● **Work required**
Repeat the listing in full. Nothing may be added or left out.
──────── Data to use
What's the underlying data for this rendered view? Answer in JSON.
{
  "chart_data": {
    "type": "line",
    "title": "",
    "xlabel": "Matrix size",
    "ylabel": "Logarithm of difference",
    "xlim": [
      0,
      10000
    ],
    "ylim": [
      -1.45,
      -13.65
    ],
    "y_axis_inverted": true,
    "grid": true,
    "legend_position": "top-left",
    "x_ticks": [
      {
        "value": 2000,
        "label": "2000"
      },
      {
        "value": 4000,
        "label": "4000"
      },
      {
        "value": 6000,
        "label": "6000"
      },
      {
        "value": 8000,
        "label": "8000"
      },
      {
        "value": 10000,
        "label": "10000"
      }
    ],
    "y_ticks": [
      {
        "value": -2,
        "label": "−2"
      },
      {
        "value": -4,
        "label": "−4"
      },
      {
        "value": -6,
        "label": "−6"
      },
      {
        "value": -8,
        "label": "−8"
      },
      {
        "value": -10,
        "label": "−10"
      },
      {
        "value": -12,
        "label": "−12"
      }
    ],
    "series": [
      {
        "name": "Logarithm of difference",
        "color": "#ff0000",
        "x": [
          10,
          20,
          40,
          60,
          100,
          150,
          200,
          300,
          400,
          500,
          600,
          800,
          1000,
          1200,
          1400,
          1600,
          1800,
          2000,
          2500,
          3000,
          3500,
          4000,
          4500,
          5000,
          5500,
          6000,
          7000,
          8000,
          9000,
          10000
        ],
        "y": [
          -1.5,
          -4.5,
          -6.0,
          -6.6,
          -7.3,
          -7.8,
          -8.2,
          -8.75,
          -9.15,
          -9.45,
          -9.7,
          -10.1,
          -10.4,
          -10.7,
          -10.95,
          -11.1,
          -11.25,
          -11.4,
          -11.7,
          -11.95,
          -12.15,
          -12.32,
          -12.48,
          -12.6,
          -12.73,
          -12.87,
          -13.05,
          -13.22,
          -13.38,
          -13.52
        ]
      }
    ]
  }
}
────────────────
● **Response to the exercise**
What's the underlying data for this rendered view? Answer in JSON.
{
  "chart_data": {
    "type": "line",
    "title": "",
    "xlabel": "Matrix size",
    "ylabel": "Logarithm of difference",
    "xlim": [
      0,
      10000
    ],
    "ylim": [
      -1.45,
      -13.65
    ],
    "y_axis_inverted": true,
    "grid": true,
    "legend_position": "top-left",
    "x_ticks": [
      {
        "value": 2000,
        "label": "2000"
      },
      {
        "value": 4000,
        "label": "4000"
      },
      {
        "value": 6000,
        "label": "6000"
      },
      {
        "value": 8000,
        "label": "8000"
      },
      {
        "value": 10000,
        "label": "10000"
      }
    ],
    "y_ticks": [
      {
        "value": -2,
        "label": "−2"
      },
      {
        "value": -4,
        "label": "−4"
      },
      {
        "value": -6,
        "label": "−6"
      },
      {
        "value": -8,
        "label": "−8"
      },
      {
        "value": -10,
        "label": "−10"
      },
      {
        "value": -12,
        "label": "−12"
      }
    ],
    "series": [
      {
        "name": "Logarithm of difference",
        "color": "#ff0000",
        "x": [
          10,
          20,
          40,
          60,
          100,
          150,
          200,
          300,
          400,
          500,
          600,
          800,
          1000,
          1200,
          1400,
          1600,
          1800,
          2000,
          2500,
          3000,
          3500,
          4000,
          4500,
          5000,
          5500,
          6000,
          7000,
          8000,
          9000,
          10000
        ],
        "y": [
          -1.5,
          -4.5,
          -6.0,
          -6.6,
          -7.3,
          -7.8,
          -8.2,
          -8.75,
          -9.15,
          -9.45,
          -9.7,
          -10.1,
          -10.4,
          -10.7,
          -10.95,
          -11.1,
          -11.25,
          -11.4,
          -11.7,
          -11.95,
          -12.15,
          -12.32,
          -12.48,
          -12.6,
          -12.73,
          -12.87,
          -13.05,
          -13.22,
          -13.38,
          -13.52
        ]
      }
    ]
  }
}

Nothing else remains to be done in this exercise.